# START OF Supplied records

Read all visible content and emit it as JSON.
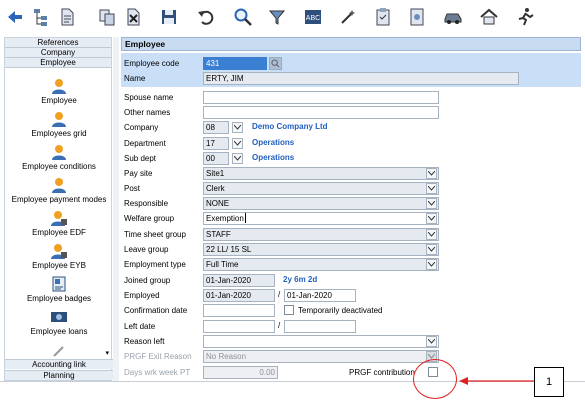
{
  "toolbar": {
    "icons": [
      "back-arrow-icon",
      "hierarchy-icon",
      "document-icon",
      "copy-icon",
      "delete-icon",
      "save-icon",
      "undo-icon",
      "search-icon",
      "filter-icon",
      "abc-icon",
      "magic-wand-icon",
      "clipboard-icon",
      "report-icon",
      "car-icon",
      "home-icon",
      "runner-icon"
    ]
  },
  "sidebar": {
    "sections": [
      "References",
      "Company",
      "Employee"
    ],
    "items": [
      {
        "label": "Employee"
      },
      {
        "label": "Employees grid"
      },
      {
        "label": "Employee conditions"
      },
      {
        "label": "Employee payment modes"
      },
      {
        "label": "Employee EDF"
      },
      {
        "label": "Employee EYB"
      },
      {
        "label": "Employee badges"
      },
      {
        "label": "Employee loans"
      }
    ],
    "bottom": [
      "Accounting link",
      "Planning"
    ]
  },
  "form": {
    "title": "Employee",
    "employee_code_label": "Employee code",
    "employee_code": "431",
    "name_label": "Name",
    "name": "ERTY, JIM",
    "spouse_label": "Spouse name",
    "spouse": "",
    "other_names_label": "Other names",
    "other_names": "",
    "company_label": "Company",
    "company_code": "08",
    "company_name": "Demo Company Ltd",
    "department_label": "Department",
    "department_code": "17",
    "department_name": "Operations",
    "subdept_label": "Sub dept",
    "subdept_code": "00",
    "subdept_name": "Operations",
    "paysite_label": "Pay site",
    "paysite": "Site1",
    "post_label": "Post",
    "post": "Clerk",
    "responsible_label": "Responsible",
    "responsible": "NONE",
    "welfare_label": "Welfare group",
    "welfare": "Exemption",
    "timesheet_label": "Time sheet group",
    "timesheet": "STAFF",
    "leave_label": "Leave group",
    "leave": "22 LL/ 15 SL",
    "emptype_label": "Employment type",
    "emptype": "Full Time",
    "joined_label": "Joined group",
    "joined": "01-Jan-2020",
    "joined_duration": "2y 6m 2d",
    "employed_label": "Employed",
    "employed_from": "01-Jan-2020",
    "employed_to": "01-Jan-2020",
    "confirmation_label": "Confirmation date",
    "temp_deactivated_label": "Temporarily deactivated",
    "left_label": "Left date",
    "reason_left_label": "Reason left",
    "prgf_exit_label": "PRGF Exit Reason",
    "prgf_exit": "No Reason",
    "days_wrk_label": "Days wrk week PT",
    "days_wrk": "0.00",
    "prgf_contrib_label": "PRGF contribution",
    "slash": "/"
  },
  "annotation": {
    "number": "1"
  },
  "colors": {
    "accent": "#3b7fd3",
    "link": "#1f5fbf",
    "annotation_red": "#e02020"
  }
}
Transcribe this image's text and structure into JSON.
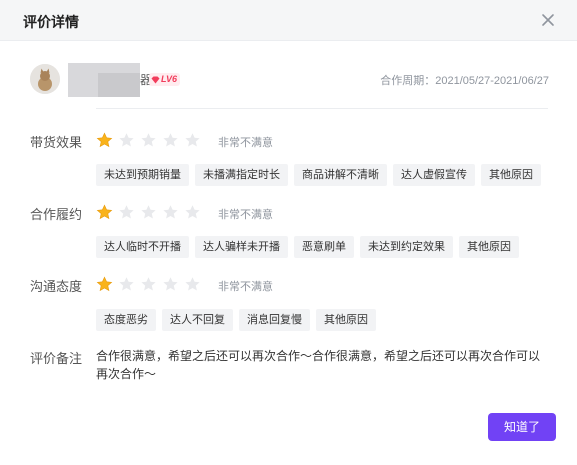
{
  "dialog": {
    "title": "评价详情"
  },
  "user": {
    "name_tail": "器",
    "level": "LV6",
    "period": "合作周期：2021/05/27-2021/06/27"
  },
  "ratings": [
    {
      "label": "带货效果",
      "stars": 1,
      "max": 5,
      "text": "非常不满意",
      "tags": [
        "未达到预期销量",
        "未播满指定时长",
        "商品讲解不清晰",
        "达人虚假宣传",
        "其他原因"
      ]
    },
    {
      "label": "合作履约",
      "stars": 1,
      "max": 5,
      "text": "非常不满意",
      "tags": [
        "达人临时不开播",
        "达人骗样未开播",
        "恶意刷单",
        "未达到约定效果",
        "其他原因"
      ]
    },
    {
      "label": "沟通态度",
      "stars": 1,
      "max": 5,
      "text": "非常不满意",
      "tags": [
        "态度恶劣",
        "达人不回复",
        "消息回复慢",
        "其他原因"
      ]
    }
  ],
  "remark": {
    "label": "评价备注",
    "text": "合作很满意，希望之后还可以再次合作～合作很满意，希望之后还可以再次合作可以再次合作～"
  },
  "footer": {
    "confirm_label": "知道了"
  },
  "colors": {
    "accent": "#7142f5",
    "star_on": "#f9b31b",
    "star_off": "#e8e9ec"
  }
}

# END OF Supplied records

**Description of the task:** The listing above needs to be output again exactly. Don't include the pictures.

**Expected answer:**
Read all visible content and emit it as JSON.
{
  "toolbar": {
    "icons": [
      "back-arrow-icon",
      "hierarchy-icon",
      "document-icon",
      "copy-icon",
      "delete-icon",
      "save-icon",
      "undo-icon",
      "search-icon",
      "filter-icon",
      "abc-icon",
      "magic-wand-icon",
      "clipboard-icon",
      "report-icon",
      "car-icon",
      "home-icon",
      "runner-icon"
    ]
  },
  "sidebar": {
    "sections": [
      "References",
      "Company",
      "Employee"
    ],
    "items": [
      {
        "label": "Employee"
      },
      {
        "label": "Employees grid"
      },
      {
        "label": "Employee conditions"
      },
      {
        "label": "Employee payment modes"
      },
      {
        "label": "Employee EDF"
      },
      {
        "label": "Employee EYB"
      },
      {
        "label": "Employee badges"
      },
      {
        "label": "Employee loans"
      }
    ],
    "bottom": [
      "Accounting link",
      "Planning"
    ]
  },
  "form": {
    "title": "Employee",
    "employee_code_label": "Employee code",
    "employee_code": "431",
    "name_label": "Name",
    "name": "ERTY, JIM",
    "spouse_label": "Spouse name",
    "spouse": "",
    "other_names_label": "Other names",
    "other_names": "",
    "company_label": "Company",
    "company_code": "08",
    "company_name": "Demo Company Ltd",
    "department_label": "Department",
    "department_code": "17",
    "department_name": "Operations",
    "subdept_label": "Sub dept",
    "subdept_code": "00",
    "subdept_name": "Operations",
    "paysite_label": "Pay site",
    "paysite": "Site1",
    "post_label": "Post",
    "post": "Clerk",
    "responsible_label": "Responsible",
    "responsible": "NONE",
    "welfare_label": "Welfare group",
    "welfare": "Exemption",
    "timesheet_label": "Time sheet group",
    "timesheet": "STAFF",
    "leave_label": "Leave group",
    "leave": "22 LL/ 15 SL",
    "emptype_label": "Employment type",
    "emptype": "Full Time",
    "joined_label": "Joined group",
    "joined": "01-Jan-2020",
    "joined_duration": "2y 6m 2d",
    "employed_label": "Employed",
    "employed_from": "01-Jan-2020",
    "employed_to": "01-Jan-2020",
    "confirmation_label": "Confirmation date",
    "temp_deactivated_label": "Temporarily deactivated",
    "left_label": "Left date",
    "reason_left_label": "Reason left",
    "prgf_exit_label": "PRGF Exit Reason",
    "prgf_exit": "No Reason",
    "days_wrk_label": "Days wrk week PT",
    "days_wrk": "0.00",
    "prgf_contrib_label": "PRGF contribution",
    "slash": "/"
  },
  "annotation": {
    "number": "1"
  },
  "colors": {
    "accent": "#3b7fd3",
    "link": "#1f5fbf",
    "annotation_red": "#e02020"
  }
}
Transcribe this image's text and structure into JSON.
{
  "dialog": {
    "title": "评价详情"
  },
  "user": {
    "name_tail": "器",
    "level": "LV6",
    "period": "合作周期：2021/05/27-2021/06/27"
  },
  "ratings": [
    {
      "label": "带货效果",
      "stars": 1,
      "max": 5,
      "text": "非常不满意",
      "tags": [
        "未达到预期销量",
        "未播满指定时长",
        "商品讲解不清晰",
        "达人虚假宣传",
        "其他原因"
      ]
    },
    {
      "label": "合作履约",
      "stars": 1,
      "max": 5,
      "text": "非常不满意",
      "tags": [
        "达人临时不开播",
        "达人骗样未开播",
        "恶意刷单",
        "未达到约定效果",
        "其他原因"
      ]
    },
    {
      "label": "沟通态度",
      "stars": 1,
      "max": 5,
      "text": "非常不满意",
      "tags": [
        "态度恶劣",
        "达人不回复",
        "消息回复慢",
        "其他原因"
      ]
    }
  ],
  "remark": {
    "label": "评价备注",
    "text": "合作很满意，希望之后还可以再次合作～合作很满意，希望之后还可以再次合作可以再次合作～"
  },
  "footer": {
    "confirm_label": "知道了"
  },
  "colors": {
    "accent": "#7142f5",
    "star_on": "#f9b31b",
    "star_off": "#e8e9ec"
  }
}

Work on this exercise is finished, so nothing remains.